### The request
How many lines of the data include the string "score"? State the number and nothing else.

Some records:
___

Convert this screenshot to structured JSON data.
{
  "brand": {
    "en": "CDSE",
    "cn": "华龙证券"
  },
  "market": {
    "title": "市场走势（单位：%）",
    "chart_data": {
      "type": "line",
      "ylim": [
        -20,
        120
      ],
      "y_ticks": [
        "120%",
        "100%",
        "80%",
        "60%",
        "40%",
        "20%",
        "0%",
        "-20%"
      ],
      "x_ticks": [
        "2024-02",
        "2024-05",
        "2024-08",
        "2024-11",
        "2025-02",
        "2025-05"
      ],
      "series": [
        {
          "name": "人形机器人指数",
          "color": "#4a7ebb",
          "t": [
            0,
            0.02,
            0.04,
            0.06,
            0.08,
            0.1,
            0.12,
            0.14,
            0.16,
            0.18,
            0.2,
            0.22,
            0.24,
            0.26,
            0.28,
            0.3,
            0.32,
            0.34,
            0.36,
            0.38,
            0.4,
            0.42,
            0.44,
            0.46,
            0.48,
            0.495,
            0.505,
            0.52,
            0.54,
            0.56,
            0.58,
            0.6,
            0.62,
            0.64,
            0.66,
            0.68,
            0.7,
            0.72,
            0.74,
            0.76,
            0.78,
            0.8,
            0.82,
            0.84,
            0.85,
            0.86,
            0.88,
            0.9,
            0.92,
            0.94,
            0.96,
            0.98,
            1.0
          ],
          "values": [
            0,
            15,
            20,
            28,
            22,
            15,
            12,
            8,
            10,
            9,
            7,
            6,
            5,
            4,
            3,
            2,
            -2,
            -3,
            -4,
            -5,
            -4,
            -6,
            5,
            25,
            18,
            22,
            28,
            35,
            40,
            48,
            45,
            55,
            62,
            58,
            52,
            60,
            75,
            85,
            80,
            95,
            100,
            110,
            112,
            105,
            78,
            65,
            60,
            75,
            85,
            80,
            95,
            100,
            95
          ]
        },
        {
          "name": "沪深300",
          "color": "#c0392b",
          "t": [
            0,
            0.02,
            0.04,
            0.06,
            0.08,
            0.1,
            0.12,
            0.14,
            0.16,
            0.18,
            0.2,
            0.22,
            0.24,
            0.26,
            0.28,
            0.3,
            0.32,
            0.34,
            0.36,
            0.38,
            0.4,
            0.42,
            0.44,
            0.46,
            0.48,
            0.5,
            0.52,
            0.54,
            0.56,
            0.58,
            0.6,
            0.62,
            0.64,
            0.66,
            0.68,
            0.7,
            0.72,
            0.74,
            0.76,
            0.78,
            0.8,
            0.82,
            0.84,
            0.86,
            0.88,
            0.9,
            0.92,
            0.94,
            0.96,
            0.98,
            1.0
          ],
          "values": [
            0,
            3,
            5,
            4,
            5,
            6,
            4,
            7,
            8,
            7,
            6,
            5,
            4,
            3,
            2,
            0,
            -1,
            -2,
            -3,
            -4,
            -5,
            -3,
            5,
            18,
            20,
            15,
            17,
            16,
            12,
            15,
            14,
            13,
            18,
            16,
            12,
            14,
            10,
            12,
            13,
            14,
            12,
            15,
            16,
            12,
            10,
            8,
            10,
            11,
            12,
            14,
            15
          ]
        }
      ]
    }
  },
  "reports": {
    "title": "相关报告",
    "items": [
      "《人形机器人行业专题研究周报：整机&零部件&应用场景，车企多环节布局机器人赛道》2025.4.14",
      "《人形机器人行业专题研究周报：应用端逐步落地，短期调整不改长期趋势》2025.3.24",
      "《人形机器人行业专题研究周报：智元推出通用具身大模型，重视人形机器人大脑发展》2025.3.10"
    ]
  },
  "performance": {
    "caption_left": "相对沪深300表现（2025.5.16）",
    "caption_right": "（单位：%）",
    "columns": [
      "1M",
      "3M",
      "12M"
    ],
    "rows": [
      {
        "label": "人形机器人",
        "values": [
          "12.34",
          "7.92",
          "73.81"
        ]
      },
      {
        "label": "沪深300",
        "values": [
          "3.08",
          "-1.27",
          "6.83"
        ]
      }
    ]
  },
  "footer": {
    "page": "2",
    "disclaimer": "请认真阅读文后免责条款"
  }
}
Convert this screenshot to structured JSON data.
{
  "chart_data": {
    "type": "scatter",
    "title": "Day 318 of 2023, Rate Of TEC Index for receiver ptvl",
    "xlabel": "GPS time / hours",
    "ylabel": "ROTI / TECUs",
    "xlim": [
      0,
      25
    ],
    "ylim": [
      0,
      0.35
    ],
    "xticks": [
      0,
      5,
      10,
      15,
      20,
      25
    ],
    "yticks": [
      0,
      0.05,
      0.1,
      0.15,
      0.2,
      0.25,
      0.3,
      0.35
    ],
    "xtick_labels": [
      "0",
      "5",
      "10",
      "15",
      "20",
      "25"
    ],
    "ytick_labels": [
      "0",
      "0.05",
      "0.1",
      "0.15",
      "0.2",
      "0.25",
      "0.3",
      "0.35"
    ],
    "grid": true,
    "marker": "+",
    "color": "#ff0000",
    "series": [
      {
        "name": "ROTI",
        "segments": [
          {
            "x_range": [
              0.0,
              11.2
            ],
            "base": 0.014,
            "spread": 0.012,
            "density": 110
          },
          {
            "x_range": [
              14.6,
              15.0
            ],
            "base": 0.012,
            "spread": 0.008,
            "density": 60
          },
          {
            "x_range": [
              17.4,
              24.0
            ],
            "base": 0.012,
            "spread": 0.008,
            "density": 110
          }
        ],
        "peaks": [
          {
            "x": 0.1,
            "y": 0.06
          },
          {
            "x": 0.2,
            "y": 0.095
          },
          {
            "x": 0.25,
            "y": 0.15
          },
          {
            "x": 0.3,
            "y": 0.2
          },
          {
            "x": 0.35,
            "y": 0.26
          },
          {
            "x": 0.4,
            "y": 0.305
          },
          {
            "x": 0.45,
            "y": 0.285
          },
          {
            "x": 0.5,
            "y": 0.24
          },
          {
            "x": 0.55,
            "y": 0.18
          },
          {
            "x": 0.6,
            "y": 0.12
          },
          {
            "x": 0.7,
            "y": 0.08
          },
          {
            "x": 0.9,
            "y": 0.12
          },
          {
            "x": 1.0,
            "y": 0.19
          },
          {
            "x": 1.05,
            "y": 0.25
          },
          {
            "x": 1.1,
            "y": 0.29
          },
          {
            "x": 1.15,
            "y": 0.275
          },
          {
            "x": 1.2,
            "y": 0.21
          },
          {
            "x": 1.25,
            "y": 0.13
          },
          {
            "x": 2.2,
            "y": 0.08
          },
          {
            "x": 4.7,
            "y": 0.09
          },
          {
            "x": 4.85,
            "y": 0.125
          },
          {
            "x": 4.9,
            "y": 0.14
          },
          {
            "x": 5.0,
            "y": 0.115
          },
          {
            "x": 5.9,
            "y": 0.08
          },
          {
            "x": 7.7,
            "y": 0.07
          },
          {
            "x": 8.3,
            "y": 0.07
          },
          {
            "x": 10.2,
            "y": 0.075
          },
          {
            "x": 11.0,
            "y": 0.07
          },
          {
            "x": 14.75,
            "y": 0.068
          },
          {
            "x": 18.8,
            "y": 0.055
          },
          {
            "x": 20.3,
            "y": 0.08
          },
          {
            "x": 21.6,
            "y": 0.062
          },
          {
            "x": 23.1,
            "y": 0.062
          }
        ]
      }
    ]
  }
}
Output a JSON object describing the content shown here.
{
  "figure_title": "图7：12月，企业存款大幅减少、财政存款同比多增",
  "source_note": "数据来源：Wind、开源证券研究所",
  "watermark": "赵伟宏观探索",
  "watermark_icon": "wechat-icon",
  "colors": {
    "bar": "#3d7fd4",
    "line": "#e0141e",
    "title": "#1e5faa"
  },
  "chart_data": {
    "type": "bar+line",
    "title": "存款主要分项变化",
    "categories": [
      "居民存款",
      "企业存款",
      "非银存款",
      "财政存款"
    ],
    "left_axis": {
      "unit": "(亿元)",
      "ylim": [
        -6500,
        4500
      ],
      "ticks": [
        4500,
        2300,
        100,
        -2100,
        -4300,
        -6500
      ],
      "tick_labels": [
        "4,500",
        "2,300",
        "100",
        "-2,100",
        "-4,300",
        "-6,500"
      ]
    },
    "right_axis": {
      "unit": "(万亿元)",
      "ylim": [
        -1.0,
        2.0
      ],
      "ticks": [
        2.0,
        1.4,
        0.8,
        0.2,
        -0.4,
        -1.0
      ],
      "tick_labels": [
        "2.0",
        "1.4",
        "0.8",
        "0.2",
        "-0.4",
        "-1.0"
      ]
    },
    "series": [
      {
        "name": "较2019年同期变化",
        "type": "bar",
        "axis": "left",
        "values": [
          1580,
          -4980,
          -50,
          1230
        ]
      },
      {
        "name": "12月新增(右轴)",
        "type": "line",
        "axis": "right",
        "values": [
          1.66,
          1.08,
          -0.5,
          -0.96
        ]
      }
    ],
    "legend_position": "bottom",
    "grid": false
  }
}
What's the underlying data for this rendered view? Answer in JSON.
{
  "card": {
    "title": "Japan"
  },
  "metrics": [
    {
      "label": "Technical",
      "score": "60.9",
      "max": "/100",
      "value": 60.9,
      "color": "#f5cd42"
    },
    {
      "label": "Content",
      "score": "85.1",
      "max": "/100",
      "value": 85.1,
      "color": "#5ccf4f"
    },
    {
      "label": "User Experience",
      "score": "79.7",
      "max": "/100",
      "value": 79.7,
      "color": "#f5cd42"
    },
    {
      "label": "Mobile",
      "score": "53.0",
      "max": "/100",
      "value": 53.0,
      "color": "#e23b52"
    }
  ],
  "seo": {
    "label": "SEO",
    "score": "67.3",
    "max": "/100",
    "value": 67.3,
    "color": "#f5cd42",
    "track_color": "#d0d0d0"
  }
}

___

### Reply
5